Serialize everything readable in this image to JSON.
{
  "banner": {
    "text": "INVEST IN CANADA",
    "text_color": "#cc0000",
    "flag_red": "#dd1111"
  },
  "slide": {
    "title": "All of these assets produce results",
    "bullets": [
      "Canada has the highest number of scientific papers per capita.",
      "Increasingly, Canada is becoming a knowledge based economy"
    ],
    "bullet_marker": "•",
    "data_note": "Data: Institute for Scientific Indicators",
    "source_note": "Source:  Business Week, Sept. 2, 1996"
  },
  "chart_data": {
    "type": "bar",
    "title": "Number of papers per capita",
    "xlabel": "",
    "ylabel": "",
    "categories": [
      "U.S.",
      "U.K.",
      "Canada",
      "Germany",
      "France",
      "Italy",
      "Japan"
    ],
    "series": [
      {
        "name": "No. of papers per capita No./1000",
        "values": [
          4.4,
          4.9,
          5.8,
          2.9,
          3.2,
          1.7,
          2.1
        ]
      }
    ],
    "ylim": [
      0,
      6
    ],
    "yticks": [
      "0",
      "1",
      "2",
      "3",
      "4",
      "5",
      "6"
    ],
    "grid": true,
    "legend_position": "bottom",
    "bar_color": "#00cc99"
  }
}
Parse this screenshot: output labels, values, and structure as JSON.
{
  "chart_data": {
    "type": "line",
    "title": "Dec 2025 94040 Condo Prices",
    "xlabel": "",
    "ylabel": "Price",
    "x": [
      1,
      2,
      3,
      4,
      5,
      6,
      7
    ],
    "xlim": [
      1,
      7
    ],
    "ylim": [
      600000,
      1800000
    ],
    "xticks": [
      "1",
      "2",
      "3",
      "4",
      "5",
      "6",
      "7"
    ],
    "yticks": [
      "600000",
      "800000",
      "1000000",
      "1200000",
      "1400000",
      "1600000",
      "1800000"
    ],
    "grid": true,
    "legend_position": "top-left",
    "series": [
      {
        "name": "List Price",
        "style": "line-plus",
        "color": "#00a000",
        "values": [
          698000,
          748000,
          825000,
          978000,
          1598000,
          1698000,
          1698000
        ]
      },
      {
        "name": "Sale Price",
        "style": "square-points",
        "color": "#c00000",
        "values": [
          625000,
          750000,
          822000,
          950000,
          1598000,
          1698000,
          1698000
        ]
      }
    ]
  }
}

=== Stated goal ===
Retype only the lines running from the line with "Parse this screenshot: output" to the end of the listing, including both of those lines.

=== Task output ===
Parse this screenshot: output labels, values, and structure as JSON.
{
  "chart_data": {
    "type": "line",
    "title": "Dec 2025 94040 Condo Prices",
    "xlabel": "",
    "ylabel": "Price",
    "x": [
      1,
      2,
      3,
      4,
      5,
      6,
      7
    ],
    "xlim": [
      1,
      7
    ],
    "ylim": [
      600000,
      1800000
    ],
    "xticks": [
      "1",
      "2",
      "3",
      "4",
      "5",
      "6",
      "7"
    ],
    "yticks": [
      "600000",
      "800000",
      "1000000",
      "1200000",
      "1400000",
      "1600000",
      "1800000"
    ],
    "grid": true,
    "legend_position": "top-left",
    "series": [
      {
        "name": "List Price",
        "style": "line-plus",
        "color": "#00a000",
        "values": [
          698000,
          748000,
          825000,
          978000,
          1598000,
          1698000,
          1698000
        ]
      },
      {
        "name": "Sale Price",
        "style": "square-points",
        "color": "#c00000",
        "values": [
          625000,
          750000,
          822000,
          950000,
          1598000,
          1698000,
          1698000
        ]
      }
    ]
  }
}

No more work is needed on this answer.